In the rows from the start of the records up to and including the line with "- motion-determination-unit-label: MOTION", swap "ref-label" for "reference-label" and give back only those lines, with nothing else changed.

====================

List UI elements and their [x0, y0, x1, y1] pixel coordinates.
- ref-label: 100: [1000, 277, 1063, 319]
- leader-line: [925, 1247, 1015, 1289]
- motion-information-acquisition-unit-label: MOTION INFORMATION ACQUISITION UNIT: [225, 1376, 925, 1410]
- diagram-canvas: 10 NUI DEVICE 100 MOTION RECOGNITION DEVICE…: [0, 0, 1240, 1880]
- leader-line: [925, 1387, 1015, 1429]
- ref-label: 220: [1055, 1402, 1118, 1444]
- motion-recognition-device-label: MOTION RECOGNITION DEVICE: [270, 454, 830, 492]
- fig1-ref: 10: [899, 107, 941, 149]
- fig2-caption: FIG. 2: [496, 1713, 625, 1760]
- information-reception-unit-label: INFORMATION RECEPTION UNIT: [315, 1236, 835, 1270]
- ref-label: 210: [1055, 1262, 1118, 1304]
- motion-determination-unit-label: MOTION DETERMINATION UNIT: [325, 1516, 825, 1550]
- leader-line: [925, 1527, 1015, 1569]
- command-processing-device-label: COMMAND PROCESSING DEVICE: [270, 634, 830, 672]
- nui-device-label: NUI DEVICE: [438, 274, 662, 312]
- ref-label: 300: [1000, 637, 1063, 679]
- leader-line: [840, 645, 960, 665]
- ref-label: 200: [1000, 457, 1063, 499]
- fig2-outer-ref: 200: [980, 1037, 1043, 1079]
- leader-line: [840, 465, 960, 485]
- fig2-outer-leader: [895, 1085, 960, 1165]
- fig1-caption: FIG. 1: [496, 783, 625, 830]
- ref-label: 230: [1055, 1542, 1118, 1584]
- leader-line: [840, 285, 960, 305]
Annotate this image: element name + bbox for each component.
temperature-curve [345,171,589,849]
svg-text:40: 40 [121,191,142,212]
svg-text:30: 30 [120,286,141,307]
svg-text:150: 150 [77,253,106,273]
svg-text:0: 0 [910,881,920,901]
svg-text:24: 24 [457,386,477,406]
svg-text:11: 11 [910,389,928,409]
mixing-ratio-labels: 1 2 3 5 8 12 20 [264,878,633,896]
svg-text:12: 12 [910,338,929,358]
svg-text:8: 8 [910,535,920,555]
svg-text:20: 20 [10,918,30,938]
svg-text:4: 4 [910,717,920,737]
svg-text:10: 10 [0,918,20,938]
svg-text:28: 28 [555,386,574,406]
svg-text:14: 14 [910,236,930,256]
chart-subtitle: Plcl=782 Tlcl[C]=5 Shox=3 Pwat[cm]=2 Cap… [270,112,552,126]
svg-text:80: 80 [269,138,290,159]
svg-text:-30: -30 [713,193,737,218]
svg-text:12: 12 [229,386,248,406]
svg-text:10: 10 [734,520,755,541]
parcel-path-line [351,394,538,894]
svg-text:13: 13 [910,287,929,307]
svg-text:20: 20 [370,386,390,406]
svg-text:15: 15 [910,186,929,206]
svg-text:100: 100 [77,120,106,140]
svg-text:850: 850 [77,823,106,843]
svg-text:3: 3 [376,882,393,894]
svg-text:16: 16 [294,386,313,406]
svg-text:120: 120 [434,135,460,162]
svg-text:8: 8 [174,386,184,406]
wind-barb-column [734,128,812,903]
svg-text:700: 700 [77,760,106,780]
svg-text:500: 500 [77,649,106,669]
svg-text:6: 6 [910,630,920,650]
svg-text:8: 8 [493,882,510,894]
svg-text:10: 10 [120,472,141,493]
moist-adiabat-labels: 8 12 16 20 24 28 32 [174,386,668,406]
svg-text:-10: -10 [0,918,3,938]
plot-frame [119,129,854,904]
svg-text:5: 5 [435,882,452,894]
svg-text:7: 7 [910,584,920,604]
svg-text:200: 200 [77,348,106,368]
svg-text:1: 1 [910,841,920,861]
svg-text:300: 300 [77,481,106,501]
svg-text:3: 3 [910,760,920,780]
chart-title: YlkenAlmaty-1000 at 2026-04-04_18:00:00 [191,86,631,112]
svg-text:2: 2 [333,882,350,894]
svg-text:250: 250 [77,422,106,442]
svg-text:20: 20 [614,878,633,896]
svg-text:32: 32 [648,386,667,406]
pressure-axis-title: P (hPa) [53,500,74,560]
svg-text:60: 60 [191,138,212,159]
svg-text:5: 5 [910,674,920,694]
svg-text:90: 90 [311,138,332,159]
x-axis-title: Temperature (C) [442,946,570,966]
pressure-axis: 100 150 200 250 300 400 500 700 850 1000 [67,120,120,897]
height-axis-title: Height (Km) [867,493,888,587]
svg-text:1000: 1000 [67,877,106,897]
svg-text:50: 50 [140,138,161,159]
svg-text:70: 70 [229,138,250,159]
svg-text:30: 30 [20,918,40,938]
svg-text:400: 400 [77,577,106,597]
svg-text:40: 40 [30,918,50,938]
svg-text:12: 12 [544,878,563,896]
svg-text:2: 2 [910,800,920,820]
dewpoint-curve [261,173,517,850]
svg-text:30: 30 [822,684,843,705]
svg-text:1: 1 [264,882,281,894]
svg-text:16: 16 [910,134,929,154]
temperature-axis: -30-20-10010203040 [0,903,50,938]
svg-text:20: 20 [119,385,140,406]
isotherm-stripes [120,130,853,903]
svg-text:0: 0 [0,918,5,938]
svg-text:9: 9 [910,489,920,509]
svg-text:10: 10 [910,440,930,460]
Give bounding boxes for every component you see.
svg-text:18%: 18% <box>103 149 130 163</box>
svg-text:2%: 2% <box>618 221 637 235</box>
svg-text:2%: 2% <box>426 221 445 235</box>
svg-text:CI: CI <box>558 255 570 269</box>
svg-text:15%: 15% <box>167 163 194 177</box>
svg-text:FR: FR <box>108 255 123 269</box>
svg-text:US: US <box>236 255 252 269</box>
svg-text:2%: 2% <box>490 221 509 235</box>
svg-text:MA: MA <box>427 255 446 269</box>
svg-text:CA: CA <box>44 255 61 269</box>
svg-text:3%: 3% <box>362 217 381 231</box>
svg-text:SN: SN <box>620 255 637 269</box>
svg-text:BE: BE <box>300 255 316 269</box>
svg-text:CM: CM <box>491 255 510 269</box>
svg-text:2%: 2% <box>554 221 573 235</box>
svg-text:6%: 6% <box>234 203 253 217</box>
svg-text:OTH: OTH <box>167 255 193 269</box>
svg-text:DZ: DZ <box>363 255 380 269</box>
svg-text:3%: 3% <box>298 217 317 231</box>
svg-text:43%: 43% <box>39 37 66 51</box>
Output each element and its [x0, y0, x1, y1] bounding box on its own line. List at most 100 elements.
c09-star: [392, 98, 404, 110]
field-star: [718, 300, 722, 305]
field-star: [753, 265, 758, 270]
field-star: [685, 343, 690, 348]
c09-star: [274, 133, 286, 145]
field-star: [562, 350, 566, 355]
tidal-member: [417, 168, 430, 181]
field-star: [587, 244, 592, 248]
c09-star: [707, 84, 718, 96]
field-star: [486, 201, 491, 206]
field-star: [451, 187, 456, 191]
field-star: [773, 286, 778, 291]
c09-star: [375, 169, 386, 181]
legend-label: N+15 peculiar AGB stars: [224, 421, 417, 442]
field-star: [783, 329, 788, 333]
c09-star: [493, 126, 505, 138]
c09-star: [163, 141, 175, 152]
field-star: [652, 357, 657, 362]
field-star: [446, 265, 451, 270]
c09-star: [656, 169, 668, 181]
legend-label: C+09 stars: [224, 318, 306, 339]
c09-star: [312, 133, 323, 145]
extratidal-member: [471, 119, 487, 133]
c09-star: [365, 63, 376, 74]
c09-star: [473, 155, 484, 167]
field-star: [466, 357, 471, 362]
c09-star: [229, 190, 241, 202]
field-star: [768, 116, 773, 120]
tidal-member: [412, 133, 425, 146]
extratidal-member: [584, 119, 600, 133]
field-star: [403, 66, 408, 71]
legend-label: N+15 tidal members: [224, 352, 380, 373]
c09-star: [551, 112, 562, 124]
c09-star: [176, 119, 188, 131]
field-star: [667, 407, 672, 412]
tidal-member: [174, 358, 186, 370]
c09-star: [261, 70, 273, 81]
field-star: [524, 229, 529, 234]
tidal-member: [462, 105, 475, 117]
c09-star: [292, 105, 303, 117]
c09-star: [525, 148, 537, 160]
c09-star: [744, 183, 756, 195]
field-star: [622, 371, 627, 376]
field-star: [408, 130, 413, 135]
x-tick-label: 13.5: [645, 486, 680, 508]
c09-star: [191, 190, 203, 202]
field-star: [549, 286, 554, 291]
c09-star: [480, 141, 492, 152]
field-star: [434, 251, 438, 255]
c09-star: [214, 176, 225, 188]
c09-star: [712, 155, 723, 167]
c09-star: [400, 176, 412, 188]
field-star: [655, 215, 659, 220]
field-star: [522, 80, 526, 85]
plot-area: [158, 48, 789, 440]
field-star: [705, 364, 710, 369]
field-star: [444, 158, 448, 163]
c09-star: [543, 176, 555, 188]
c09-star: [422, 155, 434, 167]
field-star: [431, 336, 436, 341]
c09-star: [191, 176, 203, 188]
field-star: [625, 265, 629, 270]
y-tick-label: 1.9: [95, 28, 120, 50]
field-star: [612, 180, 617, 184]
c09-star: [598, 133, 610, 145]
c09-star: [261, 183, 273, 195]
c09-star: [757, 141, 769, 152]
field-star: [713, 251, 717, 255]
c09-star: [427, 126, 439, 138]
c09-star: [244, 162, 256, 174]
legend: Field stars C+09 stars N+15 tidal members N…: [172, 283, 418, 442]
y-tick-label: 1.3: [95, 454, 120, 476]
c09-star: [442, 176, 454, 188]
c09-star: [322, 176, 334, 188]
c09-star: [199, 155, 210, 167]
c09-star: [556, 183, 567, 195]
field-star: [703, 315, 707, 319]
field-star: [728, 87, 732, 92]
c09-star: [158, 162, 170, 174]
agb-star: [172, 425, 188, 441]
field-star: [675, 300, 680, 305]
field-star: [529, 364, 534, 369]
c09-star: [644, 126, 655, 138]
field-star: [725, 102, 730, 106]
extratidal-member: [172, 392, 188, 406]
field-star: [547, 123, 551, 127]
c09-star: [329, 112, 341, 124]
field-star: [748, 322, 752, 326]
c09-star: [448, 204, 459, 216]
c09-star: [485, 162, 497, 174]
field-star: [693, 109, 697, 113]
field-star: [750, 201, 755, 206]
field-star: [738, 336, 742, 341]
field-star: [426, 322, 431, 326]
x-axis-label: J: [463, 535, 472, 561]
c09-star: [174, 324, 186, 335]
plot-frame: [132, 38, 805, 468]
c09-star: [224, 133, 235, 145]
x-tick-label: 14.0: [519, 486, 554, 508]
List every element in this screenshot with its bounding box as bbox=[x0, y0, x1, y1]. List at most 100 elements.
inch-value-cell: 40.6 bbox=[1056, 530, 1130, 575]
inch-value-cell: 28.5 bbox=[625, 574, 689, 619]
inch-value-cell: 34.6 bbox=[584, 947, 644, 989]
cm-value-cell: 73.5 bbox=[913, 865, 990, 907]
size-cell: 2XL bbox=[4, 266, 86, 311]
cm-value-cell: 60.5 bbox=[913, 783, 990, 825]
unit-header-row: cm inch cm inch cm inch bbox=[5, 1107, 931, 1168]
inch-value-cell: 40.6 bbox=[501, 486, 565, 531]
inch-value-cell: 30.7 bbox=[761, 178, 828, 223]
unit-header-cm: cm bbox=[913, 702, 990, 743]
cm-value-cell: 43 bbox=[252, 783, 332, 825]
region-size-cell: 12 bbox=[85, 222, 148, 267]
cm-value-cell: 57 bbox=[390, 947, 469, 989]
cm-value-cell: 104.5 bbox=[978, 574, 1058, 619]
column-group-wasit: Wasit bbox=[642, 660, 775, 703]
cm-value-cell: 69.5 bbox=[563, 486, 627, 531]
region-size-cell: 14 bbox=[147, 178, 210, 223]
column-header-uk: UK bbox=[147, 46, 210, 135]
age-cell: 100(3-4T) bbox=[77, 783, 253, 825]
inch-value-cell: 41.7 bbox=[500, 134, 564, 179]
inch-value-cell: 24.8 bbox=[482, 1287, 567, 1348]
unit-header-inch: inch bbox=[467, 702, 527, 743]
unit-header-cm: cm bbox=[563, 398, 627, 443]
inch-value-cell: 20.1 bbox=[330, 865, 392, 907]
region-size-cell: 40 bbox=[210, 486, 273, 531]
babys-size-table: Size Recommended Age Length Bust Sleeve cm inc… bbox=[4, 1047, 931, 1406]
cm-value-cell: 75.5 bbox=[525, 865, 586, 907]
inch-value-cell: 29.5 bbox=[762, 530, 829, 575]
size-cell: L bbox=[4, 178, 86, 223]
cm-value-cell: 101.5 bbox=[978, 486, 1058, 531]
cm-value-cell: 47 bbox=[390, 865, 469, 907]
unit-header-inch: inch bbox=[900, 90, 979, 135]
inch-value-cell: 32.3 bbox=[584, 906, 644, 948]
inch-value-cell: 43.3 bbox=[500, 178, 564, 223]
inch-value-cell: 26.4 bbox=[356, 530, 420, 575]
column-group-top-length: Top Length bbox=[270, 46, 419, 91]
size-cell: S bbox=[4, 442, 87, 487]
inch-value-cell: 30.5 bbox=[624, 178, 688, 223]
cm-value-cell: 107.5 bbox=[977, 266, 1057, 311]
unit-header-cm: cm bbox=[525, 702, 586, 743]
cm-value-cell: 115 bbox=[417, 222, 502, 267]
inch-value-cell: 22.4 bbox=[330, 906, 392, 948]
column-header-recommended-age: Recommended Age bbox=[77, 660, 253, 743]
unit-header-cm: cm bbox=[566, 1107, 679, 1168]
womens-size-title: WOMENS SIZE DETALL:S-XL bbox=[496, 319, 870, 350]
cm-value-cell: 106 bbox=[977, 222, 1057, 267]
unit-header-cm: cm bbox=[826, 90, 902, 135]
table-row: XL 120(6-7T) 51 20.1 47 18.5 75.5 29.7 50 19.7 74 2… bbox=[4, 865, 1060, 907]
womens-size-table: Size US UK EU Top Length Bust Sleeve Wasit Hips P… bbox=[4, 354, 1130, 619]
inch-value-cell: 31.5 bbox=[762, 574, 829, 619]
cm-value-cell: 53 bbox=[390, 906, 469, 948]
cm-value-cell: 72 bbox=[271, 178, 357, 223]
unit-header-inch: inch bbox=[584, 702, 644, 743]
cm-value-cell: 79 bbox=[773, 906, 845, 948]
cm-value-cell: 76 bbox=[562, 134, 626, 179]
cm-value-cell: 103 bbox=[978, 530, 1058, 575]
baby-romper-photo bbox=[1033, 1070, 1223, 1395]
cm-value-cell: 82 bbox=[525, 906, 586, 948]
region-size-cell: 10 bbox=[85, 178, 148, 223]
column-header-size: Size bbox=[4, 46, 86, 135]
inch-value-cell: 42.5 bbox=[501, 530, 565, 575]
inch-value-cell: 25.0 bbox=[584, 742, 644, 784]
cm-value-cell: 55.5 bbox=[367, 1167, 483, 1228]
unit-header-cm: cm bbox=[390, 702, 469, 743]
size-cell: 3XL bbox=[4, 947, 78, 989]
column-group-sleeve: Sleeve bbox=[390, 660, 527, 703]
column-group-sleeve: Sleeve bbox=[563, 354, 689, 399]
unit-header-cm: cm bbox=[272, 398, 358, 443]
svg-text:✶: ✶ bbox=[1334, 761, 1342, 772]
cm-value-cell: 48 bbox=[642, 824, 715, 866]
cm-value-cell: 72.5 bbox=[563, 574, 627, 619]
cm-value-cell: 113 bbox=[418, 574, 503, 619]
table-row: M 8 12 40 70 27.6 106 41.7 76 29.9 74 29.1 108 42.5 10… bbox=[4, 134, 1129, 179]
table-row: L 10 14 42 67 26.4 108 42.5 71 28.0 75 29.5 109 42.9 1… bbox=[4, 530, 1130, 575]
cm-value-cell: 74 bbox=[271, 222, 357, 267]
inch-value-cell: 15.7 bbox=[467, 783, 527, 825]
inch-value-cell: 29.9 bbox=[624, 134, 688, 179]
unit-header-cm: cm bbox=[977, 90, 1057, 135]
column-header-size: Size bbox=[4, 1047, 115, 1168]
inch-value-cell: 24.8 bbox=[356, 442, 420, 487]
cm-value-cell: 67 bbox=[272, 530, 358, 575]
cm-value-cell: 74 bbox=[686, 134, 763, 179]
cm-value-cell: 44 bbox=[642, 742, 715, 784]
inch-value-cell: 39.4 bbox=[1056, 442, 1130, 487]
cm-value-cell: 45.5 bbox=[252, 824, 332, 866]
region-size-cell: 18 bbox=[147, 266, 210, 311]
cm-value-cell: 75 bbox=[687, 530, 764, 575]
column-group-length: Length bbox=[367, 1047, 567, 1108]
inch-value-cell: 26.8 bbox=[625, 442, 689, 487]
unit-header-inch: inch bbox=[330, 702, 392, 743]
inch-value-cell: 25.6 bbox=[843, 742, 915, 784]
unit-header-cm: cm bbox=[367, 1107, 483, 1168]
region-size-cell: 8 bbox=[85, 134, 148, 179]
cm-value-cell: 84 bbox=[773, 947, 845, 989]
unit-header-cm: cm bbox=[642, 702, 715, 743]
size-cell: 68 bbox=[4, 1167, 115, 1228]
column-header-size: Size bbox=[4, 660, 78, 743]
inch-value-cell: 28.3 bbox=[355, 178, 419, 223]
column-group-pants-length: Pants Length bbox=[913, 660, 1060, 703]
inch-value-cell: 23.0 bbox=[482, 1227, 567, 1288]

====================

### EXERCISE RESULT
List UI elements and their [x0, y0, x1, y1] pixel coordinates.
- reference-label: 100: [1000, 277, 1063, 319]
- leader-line: [925, 1247, 1015, 1289]
- motion-information-acquisition-unit-label: MOTION INFORMATION ACQUISITION UNIT: [225, 1376, 925, 1410]
- diagram-canvas: 10 NUI DEVICE 100 MOTION RECOGNITION DEVICE…: [0, 0, 1240, 1880]
- leader-line: [925, 1387, 1015, 1429]
- reference-label: 220: [1055, 1402, 1118, 1444]
- motion-recognition-device-label: MOTION RECOGNITION DEVICE: [270, 454, 830, 492]
- fig1-ref: 10: [899, 107, 941, 149]
- fig2-caption: FIG. 2: [496, 1713, 625, 1760]
- information-reception-unit-label: INFORMATION RECEPTION UNIT: [315, 1236, 835, 1270]
- reference-label: 210: [1055, 1262, 1118, 1304]
- motion-determination-unit-label: MOTION DETERMINATION UNIT: [325, 1516, 825, 1550]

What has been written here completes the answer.